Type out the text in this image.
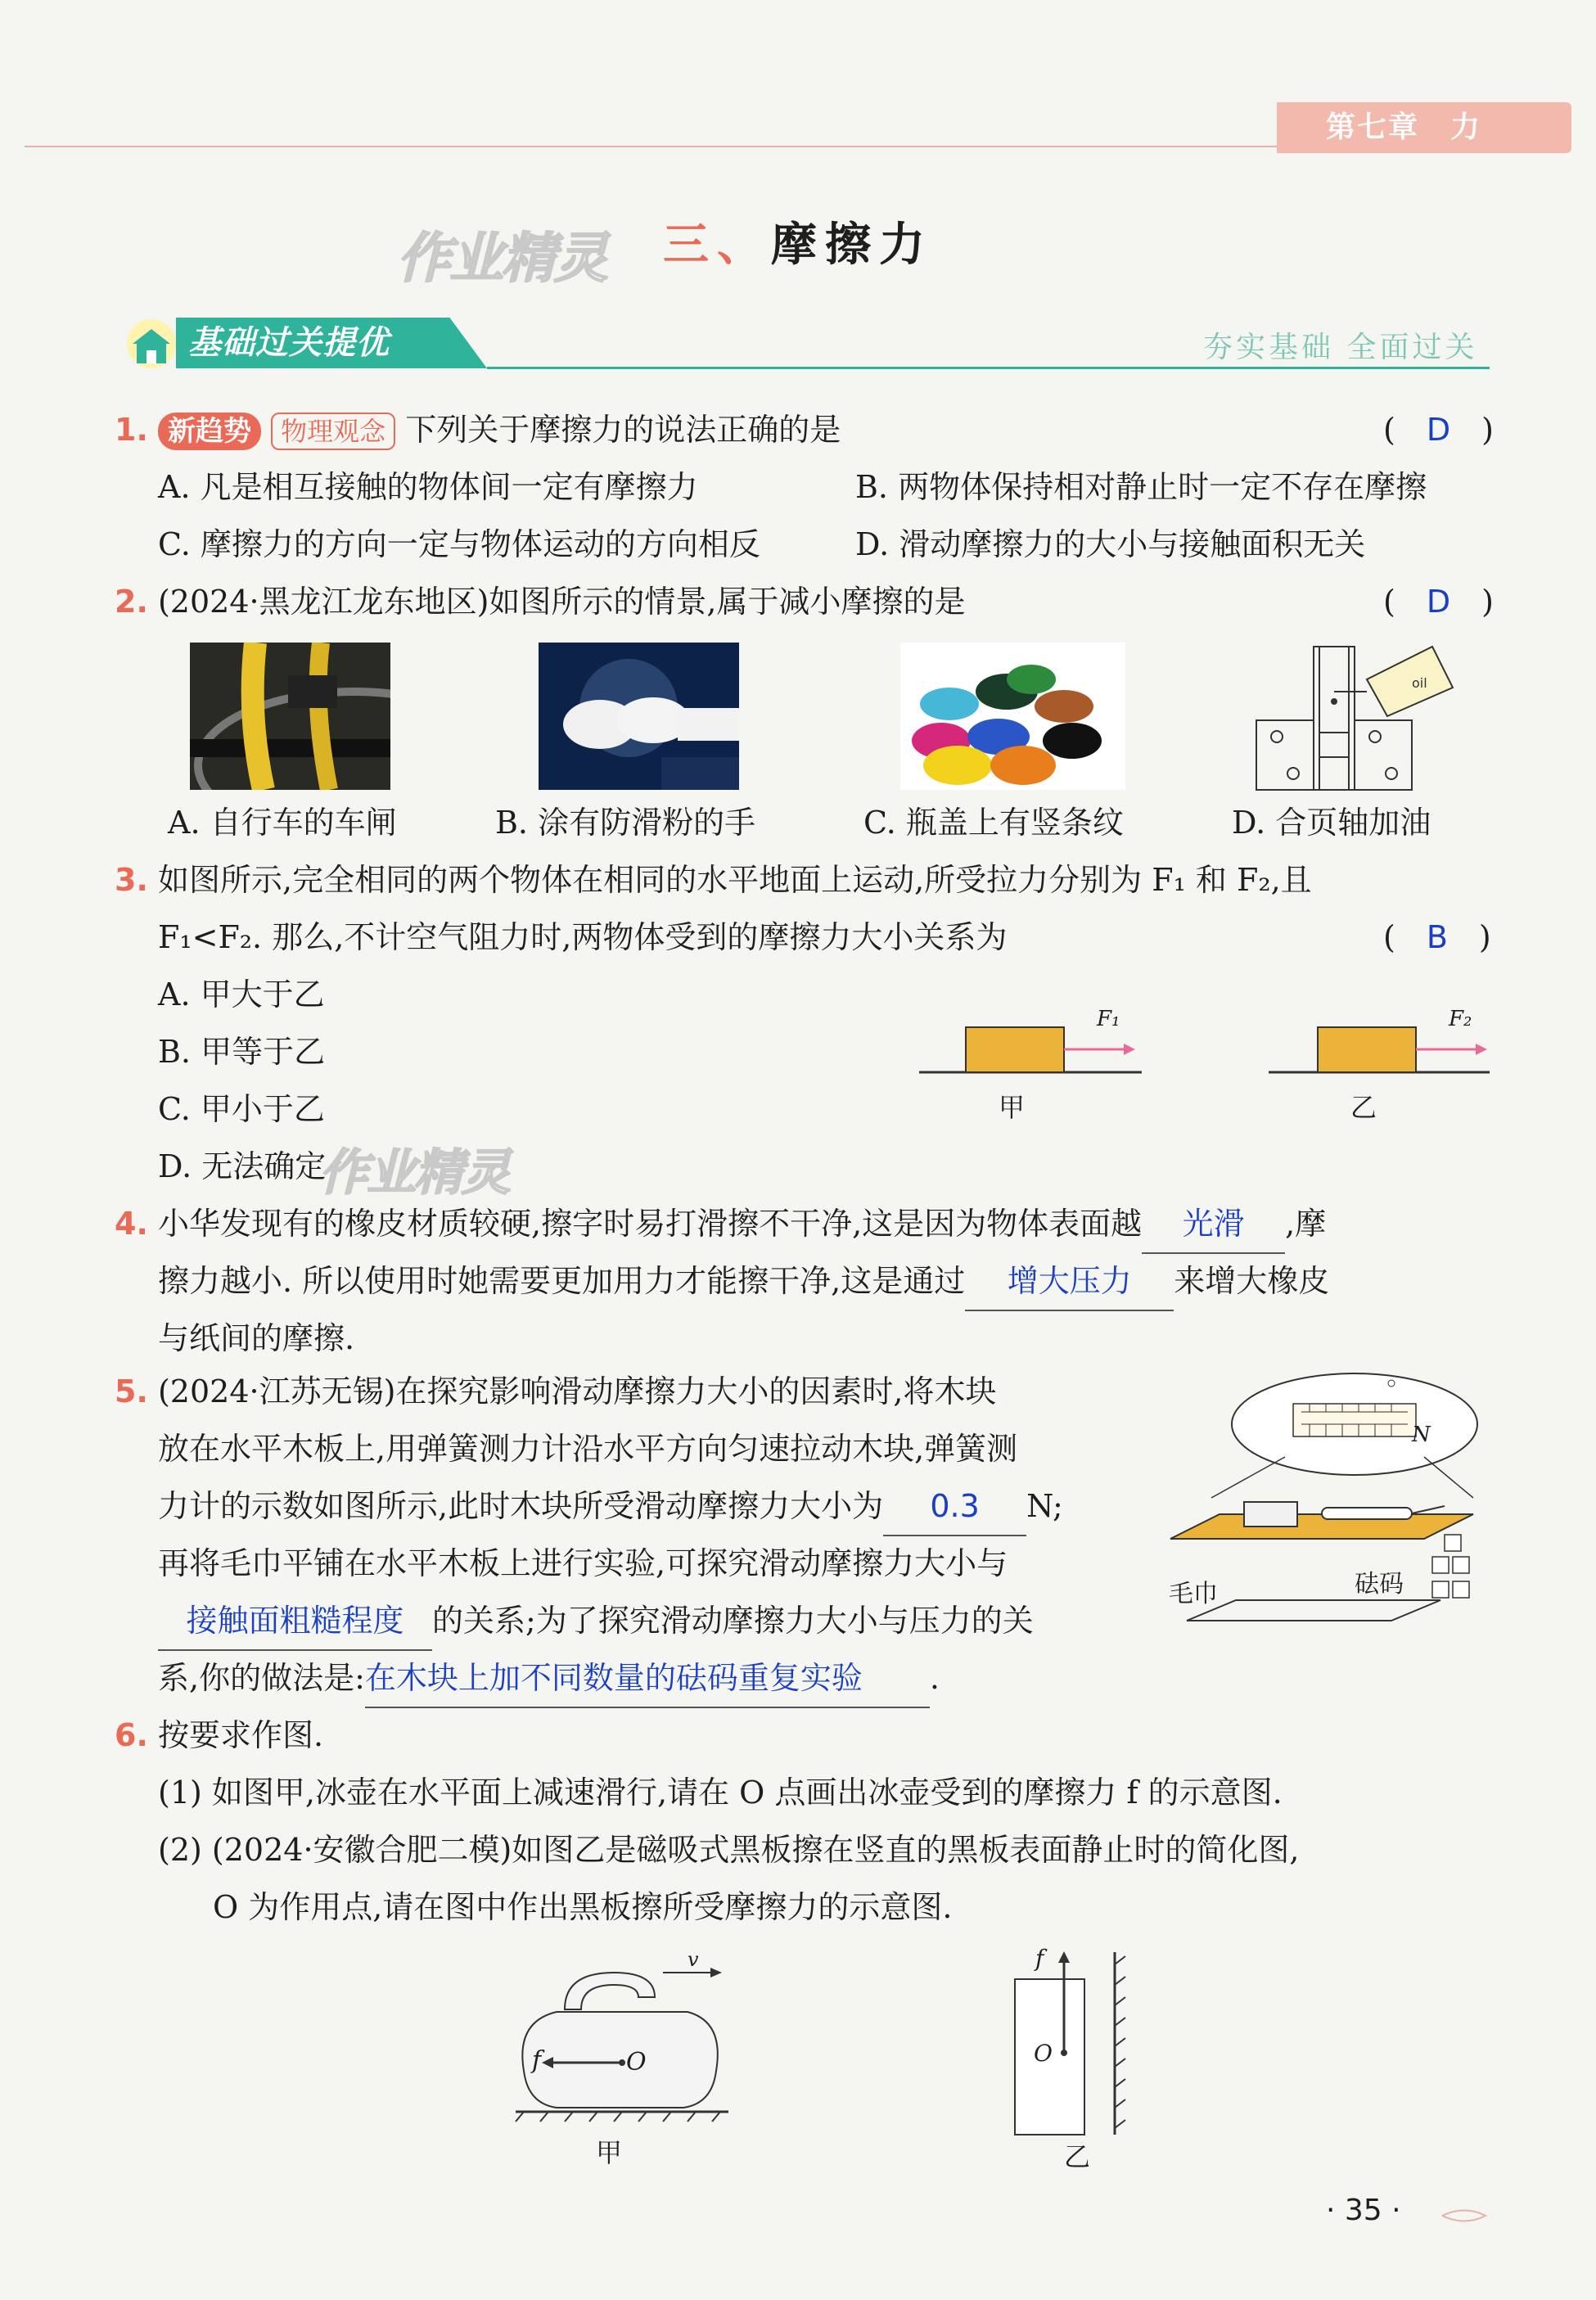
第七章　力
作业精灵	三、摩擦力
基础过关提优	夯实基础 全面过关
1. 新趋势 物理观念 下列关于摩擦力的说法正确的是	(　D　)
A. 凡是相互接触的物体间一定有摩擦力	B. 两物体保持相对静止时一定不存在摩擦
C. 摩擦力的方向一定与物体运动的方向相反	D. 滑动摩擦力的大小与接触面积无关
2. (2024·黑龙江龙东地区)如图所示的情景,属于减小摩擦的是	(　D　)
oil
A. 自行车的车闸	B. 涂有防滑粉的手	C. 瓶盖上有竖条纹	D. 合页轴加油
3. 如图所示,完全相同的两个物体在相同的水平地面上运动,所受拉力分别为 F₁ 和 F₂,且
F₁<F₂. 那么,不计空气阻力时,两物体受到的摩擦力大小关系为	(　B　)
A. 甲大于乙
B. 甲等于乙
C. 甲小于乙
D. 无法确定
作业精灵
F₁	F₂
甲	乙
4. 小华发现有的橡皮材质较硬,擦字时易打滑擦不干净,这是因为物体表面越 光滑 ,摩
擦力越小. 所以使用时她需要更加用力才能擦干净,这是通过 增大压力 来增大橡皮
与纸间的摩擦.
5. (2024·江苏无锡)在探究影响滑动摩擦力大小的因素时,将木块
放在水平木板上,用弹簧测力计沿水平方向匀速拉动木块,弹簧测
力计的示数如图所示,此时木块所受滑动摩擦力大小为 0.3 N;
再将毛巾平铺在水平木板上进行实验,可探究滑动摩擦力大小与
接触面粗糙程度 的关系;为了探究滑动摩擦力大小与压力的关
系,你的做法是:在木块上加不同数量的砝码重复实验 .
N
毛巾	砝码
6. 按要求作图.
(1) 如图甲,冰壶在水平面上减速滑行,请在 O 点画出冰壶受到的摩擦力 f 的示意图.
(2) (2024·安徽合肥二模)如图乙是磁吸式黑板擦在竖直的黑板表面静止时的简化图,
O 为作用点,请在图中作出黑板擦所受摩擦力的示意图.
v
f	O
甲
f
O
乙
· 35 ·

......

Each entry above is to be written out again unchanged, apart from the pictures, which are left out.

Type out the text in this image.
第七章　力
作业精灵	三、摩擦力
基础过关提优	夯实基础 全面过关
1. 新趋势 物理观念 下列关于摩擦力的说法正确的是	(　D　)
A. 凡是相互接触的物体间一定有摩擦力	B. 两物体保持相对静止时一定不存在摩擦
C. 摩擦力的方向一定与物体运动的方向相反	D. 滑动摩擦力的大小与接触面积无关
2. (2024·黑龙江龙东地区)如图所示的情景,属于减小摩擦的是	(　D　)
oil
A. 自行车的车闸	B. 涂有防滑粉的手	C. 瓶盖上有竖条纹	D. 合页轴加油
3. 如图所示,完全相同的两个物体在相同的水平地面上运动,所受拉力分别为 F₁ 和 F₂,且
F₁<F₂. 那么,不计空气阻力时,两物体受到的摩擦力大小关系为	(　B　)
A. 甲大于乙
B. 甲等于乙
C. 甲小于乙
D. 无法确定
作业精灵
F₁	F₂
甲	乙
4. 小华发现有的橡皮材质较硬,擦字时易打滑擦不干净,这是因为物体表面越 光滑 ,摩
擦力越小. 所以使用时她需要更加用力才能擦干净,这是通过 增大压力 来增大橡皮
与纸间的摩擦.
5. (2024·江苏无锡)在探究影响滑动摩擦力大小的因素时,将木块
放在水平木板上,用弹簧测力计沿水平方向匀速拉动木块,弹簧测
力计的示数如图所示,此时木块所受滑动摩擦力大小为 0.3 N;
再将毛巾平铺在水平木板上进行实验,可探究滑动摩擦力大小与
接触面粗糙程度 的关系;为了探究滑动摩擦力大小与压力的关
系,你的做法是:在木块上加不同数量的砝码重复实验 .
N
毛巾	砝码
6. 按要求作图.
(1) 如图甲,冰壶在水平面上减速滑行,请在 O 点画出冰壶受到的摩擦力 f 的示意图.
(2) (2024·安徽合肥二模)如图乙是磁吸式黑板擦在竖直的黑板表面静止时的简化图,
O 为作用点,请在图中作出黑板擦所受摩擦力的示意图.
v
f	O
甲
f
O
乙
· 35 ·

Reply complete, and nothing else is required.